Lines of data
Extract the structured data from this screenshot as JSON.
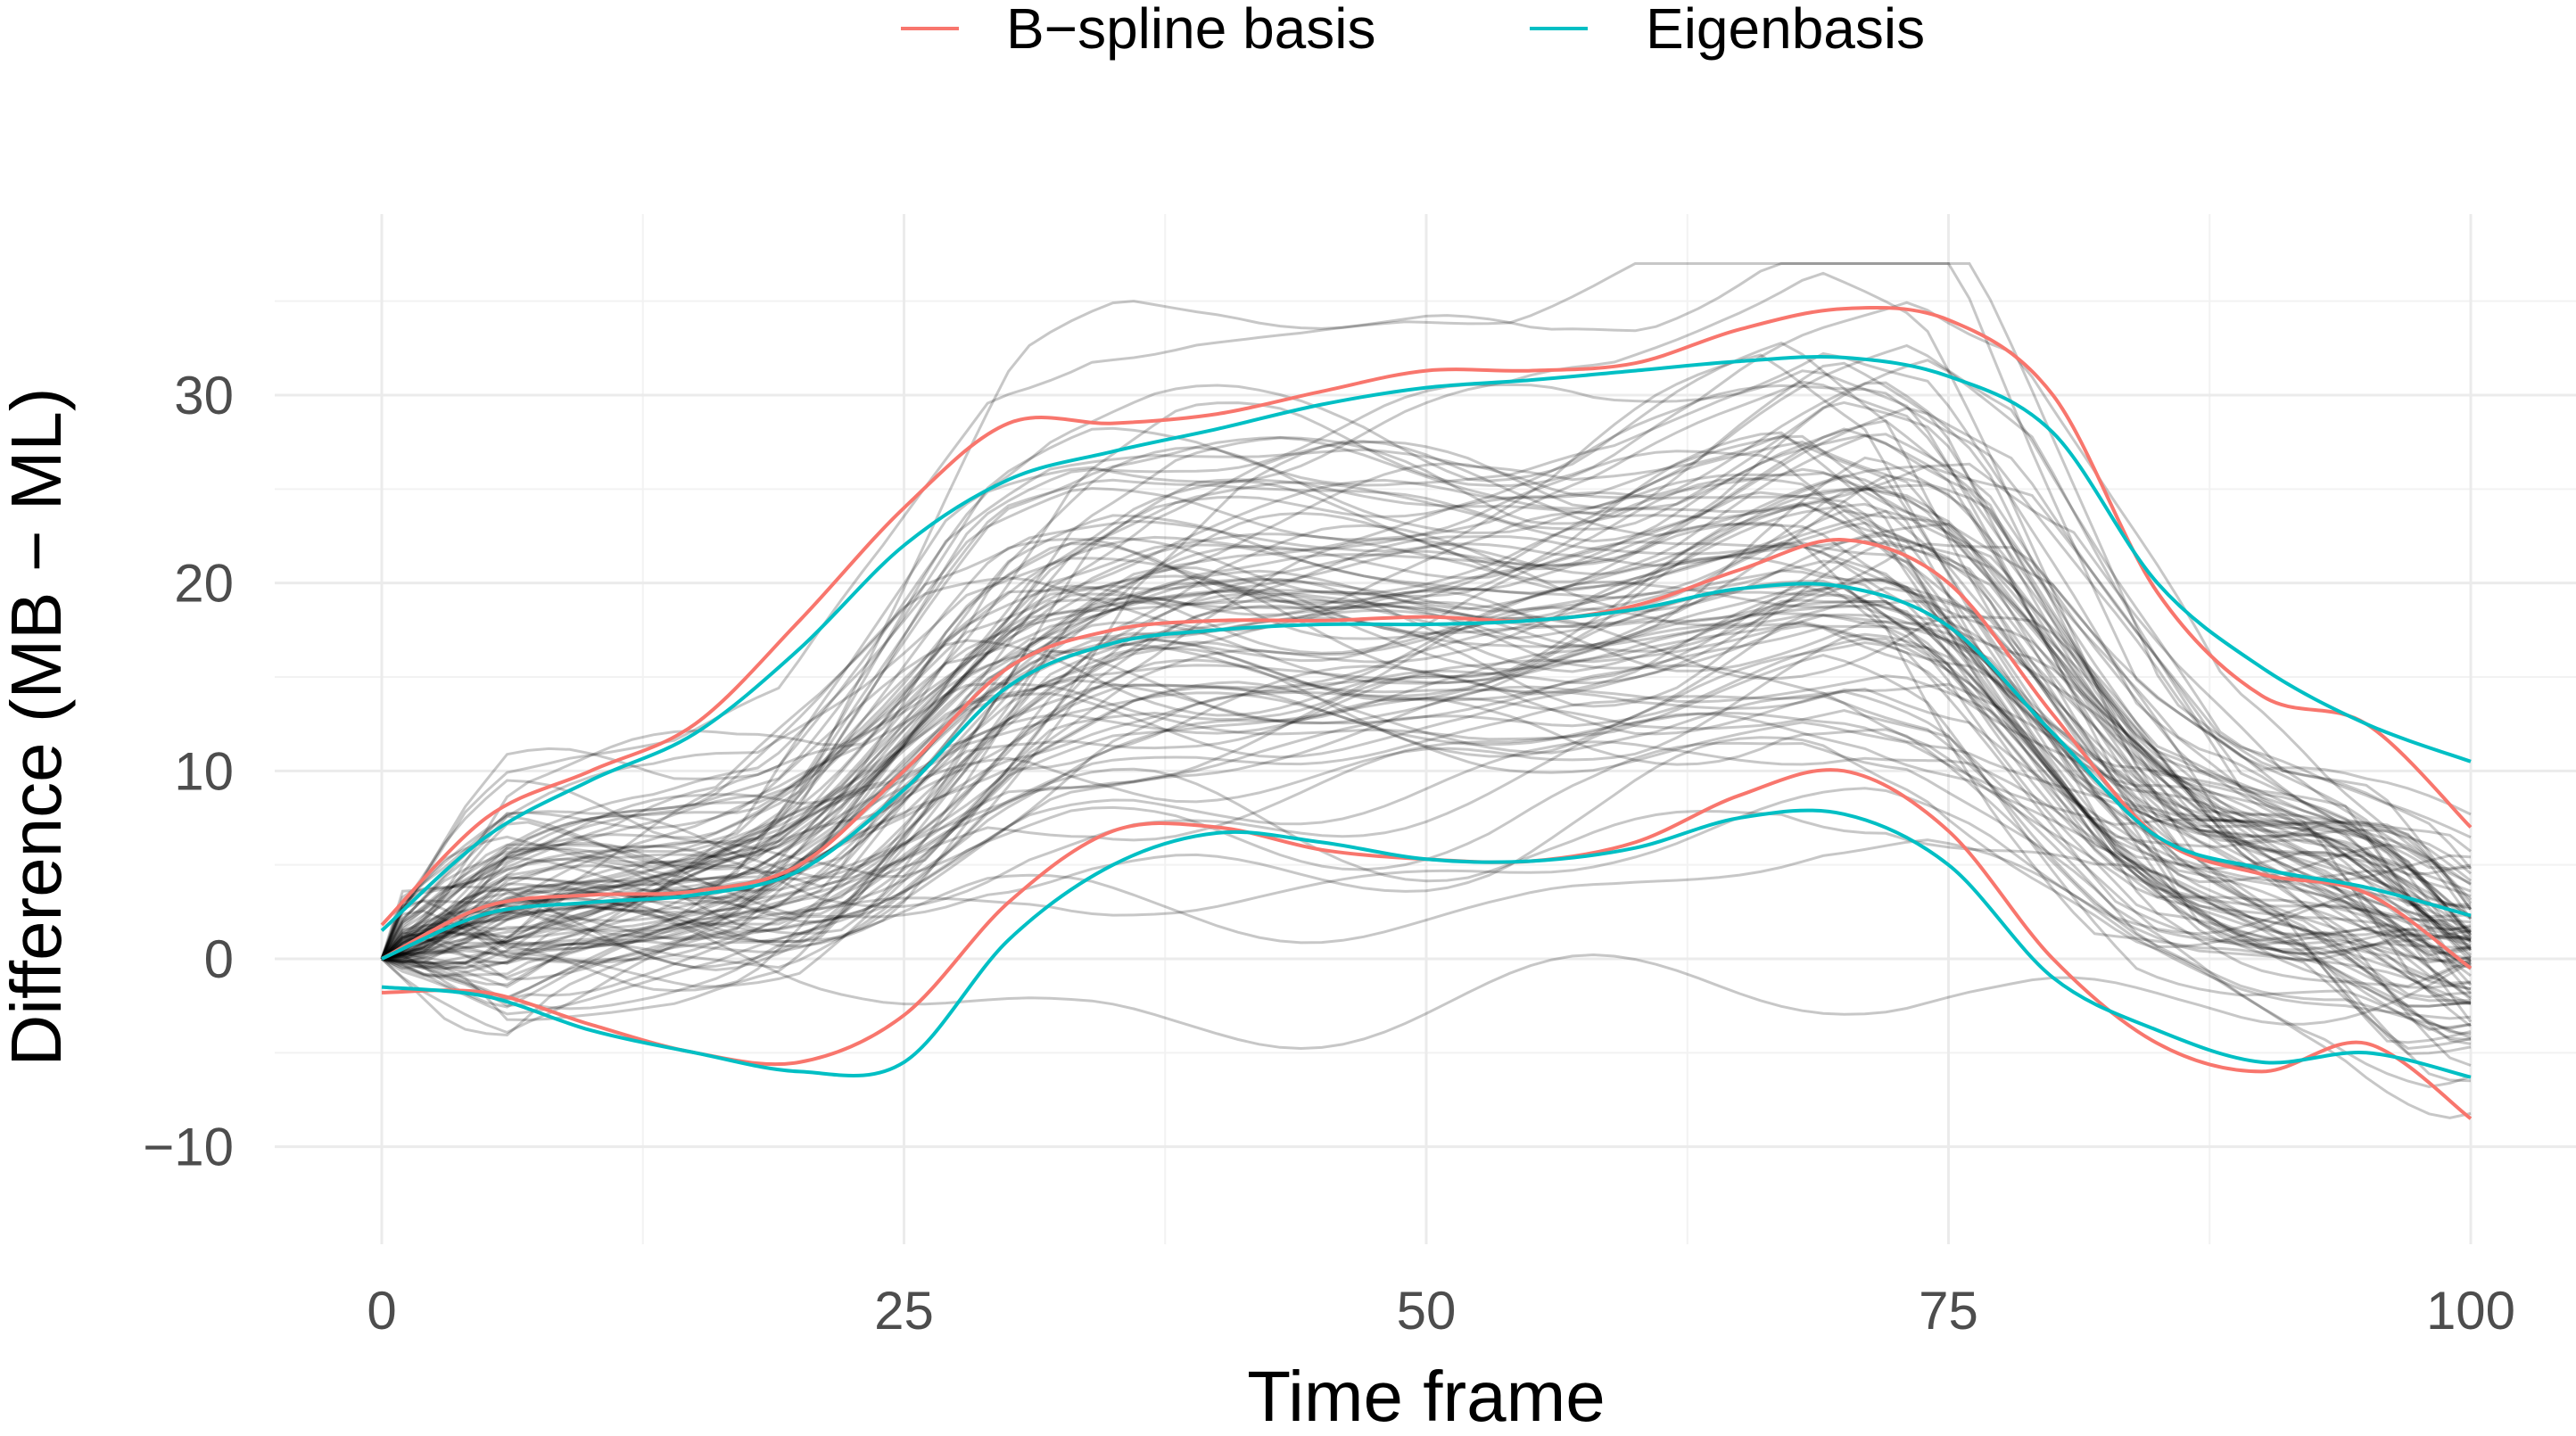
{
  "chart_data": {
    "type": "line",
    "title": "",
    "xlabel": "Time frame",
    "ylabel": "Difference (MB − ML)",
    "xlim": [
      0,
      100
    ],
    "ylim": [
      -15,
      40
    ],
    "x_ticks": [
      0,
      25,
      50,
      75,
      100
    ],
    "x_tick_labels": [
      "0",
      "25",
      "50",
      "75",
      "100"
    ],
    "y_ticks": [
      -10,
      0,
      10,
      20,
      30
    ],
    "y_tick_labels": [
      "−10",
      "0",
      "10",
      "20",
      "30"
    ],
    "grid": true,
    "legend_position": "top",
    "legend": [
      {
        "label": "B−spline basis",
        "color": "#f8766d"
      },
      {
        "label": "Eigenbasis",
        "color": "#00bfc4"
      }
    ],
    "background_curves": {
      "count": 100,
      "color": "#000000",
      "opacity": 0.22,
      "description_range": "individual curves starting at 0"
    },
    "series": [
      {
        "name": "B−spline basis",
        "band": "upper",
        "color": "#f8766d",
        "x": [
          0,
          5,
          10,
          15,
          20,
          25,
          30,
          35,
          40,
          45,
          50,
          55,
          60,
          65,
          70,
          75,
          80,
          85,
          90,
          95,
          100
        ],
        "y": [
          1.8,
          7.5,
          10.0,
          12.5,
          18.0,
          24.0,
          28.5,
          28.5,
          29.0,
          30.2,
          31.3,
          31.3,
          31.7,
          33.5,
          34.6,
          34.0,
          30.0,
          19.5,
          14.0,
          12.5,
          7.0
        ]
      },
      {
        "name": "B−spline basis",
        "band": "mean",
        "color": "#f8766d",
        "x": [
          0,
          5,
          10,
          15,
          20,
          25,
          30,
          35,
          40,
          45,
          50,
          55,
          60,
          65,
          70,
          75,
          80,
          85,
          90,
          95,
          100
        ],
        "y": [
          0.0,
          2.8,
          3.4,
          3.6,
          5.0,
          10.0,
          15.5,
          17.5,
          18.0,
          18.0,
          18.2,
          18.0,
          18.8,
          20.7,
          22.3,
          20.0,
          13.0,
          6.5,
          4.5,
          3.5,
          -0.5
        ]
      },
      {
        "name": "B−spline basis",
        "band": "lower",
        "color": "#f8766d",
        "x": [
          0,
          5,
          10,
          15,
          20,
          25,
          30,
          35,
          40,
          45,
          50,
          55,
          60,
          65,
          70,
          75,
          80,
          85,
          90,
          95,
          100
        ],
        "y": [
          -1.8,
          -1.8,
          -3.5,
          -5.0,
          -5.5,
          -3.0,
          3.0,
          6.8,
          7.0,
          5.8,
          5.3,
          5.2,
          6.2,
          8.7,
          10.0,
          6.8,
          0.0,
          -4.5,
          -6.0,
          -4.5,
          -8.5
        ]
      },
      {
        "name": "Eigenbasis",
        "band": "upper",
        "color": "#00bfc4",
        "x": [
          0,
          5,
          10,
          15,
          20,
          25,
          30,
          35,
          40,
          45,
          50,
          55,
          60,
          65,
          70,
          75,
          80,
          85,
          90,
          95,
          100
        ],
        "y": [
          1.5,
          6.5,
          9.5,
          12.0,
          16.5,
          22.0,
          25.5,
          27.0,
          28.2,
          29.5,
          30.4,
          30.8,
          31.3,
          31.8,
          32.0,
          31.0,
          28.0,
          20.0,
          15.5,
          12.5,
          10.5
        ]
      },
      {
        "name": "Eigenbasis",
        "band": "mean",
        "color": "#00bfc4",
        "x": [
          0,
          5,
          10,
          15,
          20,
          25,
          30,
          35,
          40,
          45,
          50,
          55,
          60,
          65,
          70,
          75,
          80,
          85,
          90,
          95,
          100
        ],
        "y": [
          0.0,
          2.4,
          3.0,
          3.4,
          4.7,
          9.0,
          14.5,
          16.8,
          17.5,
          17.8,
          17.8,
          18.0,
          18.6,
          19.7,
          19.8,
          17.7,
          12.0,
          6.5,
          4.8,
          3.8,
          2.3
        ]
      },
      {
        "name": "Eigenbasis",
        "band": "lower",
        "color": "#00bfc4",
        "x": [
          0,
          5,
          10,
          15,
          20,
          25,
          30,
          35,
          40,
          45,
          50,
          55,
          60,
          65,
          70,
          75,
          80,
          85,
          90,
          95,
          100
        ],
        "y": [
          -1.5,
          -2.0,
          -3.8,
          -5.0,
          -6.0,
          -5.5,
          1.0,
          5.0,
          6.7,
          6.2,
          5.3,
          5.2,
          5.9,
          7.5,
          7.7,
          5.0,
          -1.0,
          -3.8,
          -5.5,
          -5.0,
          -6.3
        ]
      }
    ]
  }
}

AIM
Every line above should be returned word for word, with the pictures left behind.

SOLUTION FOR THIS EXERCISE
Extract the structured data from this screenshot as JSON.
{
  "chart_data": {
    "type": "line",
    "title": "",
    "xlabel": "Time frame",
    "ylabel": "Difference (MB − ML)",
    "xlim": [
      0,
      100
    ],
    "ylim": [
      -15,
      40
    ],
    "x_ticks": [
      0,
      25,
      50,
      75,
      100
    ],
    "x_tick_labels": [
      "0",
      "25",
      "50",
      "75",
      "100"
    ],
    "y_ticks": [
      -10,
      0,
      10,
      20,
      30
    ],
    "y_tick_labels": [
      "−10",
      "0",
      "10",
      "20",
      "30"
    ],
    "grid": true,
    "legend_position": "top",
    "legend": [
      {
        "label": "B−spline basis",
        "color": "#f8766d"
      },
      {
        "label": "Eigenbasis",
        "color": "#00bfc4"
      }
    ],
    "background_curves": {
      "count": 100,
      "color": "#000000",
      "opacity": 0.22,
      "description_range": "individual curves starting at 0"
    },
    "series": [
      {
        "name": "B−spline basis",
        "band": "upper",
        "color": "#f8766d",
        "x": [
          0,
          5,
          10,
          15,
          20,
          25,
          30,
          35,
          40,
          45,
          50,
          55,
          60,
          65,
          70,
          75,
          80,
          85,
          90,
          95,
          100
        ],
        "y": [
          1.8,
          7.5,
          10.0,
          12.5,
          18.0,
          24.0,
          28.5,
          28.5,
          29.0,
          30.2,
          31.3,
          31.3,
          31.7,
          33.5,
          34.6,
          34.0,
          30.0,
          19.5,
          14.0,
          12.5,
          7.0
        ]
      },
      {
        "name": "B−spline basis",
        "band": "mean",
        "color": "#f8766d",
        "x": [
          0,
          5,
          10,
          15,
          20,
          25,
          30,
          35,
          40,
          45,
          50,
          55,
          60,
          65,
          70,
          75,
          80,
          85,
          90,
          95,
          100
        ],
        "y": [
          0.0,
          2.8,
          3.4,
          3.6,
          5.0,
          10.0,
          15.5,
          17.5,
          18.0,
          18.0,
          18.2,
          18.0,
          18.8,
          20.7,
          22.3,
          20.0,
          13.0,
          6.5,
          4.5,
          3.5,
          -0.5
        ]
      },
      {
        "name": "B−spline basis",
        "band": "lower",
        "color": "#f8766d",
        "x": [
          0,
          5,
          10,
          15,
          20,
          25,
          30,
          35,
          40,
          45,
          50,
          55,
          60,
          65,
          70,
          75,
          80,
          85,
          90,
          95,
          100
        ],
        "y": [
          -1.8,
          -1.8,
          -3.5,
          -5.0,
          -5.5,
          -3.0,
          3.0,
          6.8,
          7.0,
          5.8,
          5.3,
          5.2,
          6.2,
          8.7,
          10.0,
          6.8,
          0.0,
          -4.5,
          -6.0,
          -4.5,
          -8.5
        ]
      },
      {
        "name": "Eigenbasis",
        "band": "upper",
        "color": "#00bfc4",
        "x": [
          0,
          5,
          10,
          15,
          20,
          25,
          30,
          35,
          40,
          45,
          50,
          55,
          60,
          65,
          70,
          75,
          80,
          85,
          90,
          95,
          100
        ],
        "y": [
          1.5,
          6.5,
          9.5,
          12.0,
          16.5,
          22.0,
          25.5,
          27.0,
          28.2,
          29.5,
          30.4,
          30.8,
          31.3,
          31.8,
          32.0,
          31.0,
          28.0,
          20.0,
          15.5,
          12.5,
          10.5
        ]
      },
      {
        "name": "Eigenbasis",
        "band": "mean",
        "color": "#00bfc4",
        "x": [
          0,
          5,
          10,
          15,
          20,
          25,
          30,
          35,
          40,
          45,
          50,
          55,
          60,
          65,
          70,
          75,
          80,
          85,
          90,
          95,
          100
        ],
        "y": [
          0.0,
          2.4,
          3.0,
          3.4,
          4.7,
          9.0,
          14.5,
          16.8,
          17.5,
          17.8,
          17.8,
          18.0,
          18.6,
          19.7,
          19.8,
          17.7,
          12.0,
          6.5,
          4.8,
          3.8,
          2.3
        ]
      },
      {
        "name": "Eigenbasis",
        "band": "lower",
        "color": "#00bfc4",
        "x": [
          0,
          5,
          10,
          15,
          20,
          25,
          30,
          35,
          40,
          45,
          50,
          55,
          60,
          65,
          70,
          75,
          80,
          85,
          90,
          95,
          100
        ],
        "y": [
          -1.5,
          -2.0,
          -3.8,
          -5.0,
          -6.0,
          -5.5,
          1.0,
          5.0,
          6.7,
          6.2,
          5.3,
          5.2,
          5.9,
          7.5,
          7.7,
          5.0,
          -1.0,
          -3.8,
          -5.5,
          -5.0,
          -6.3
        ]
      }
    ]
  }
}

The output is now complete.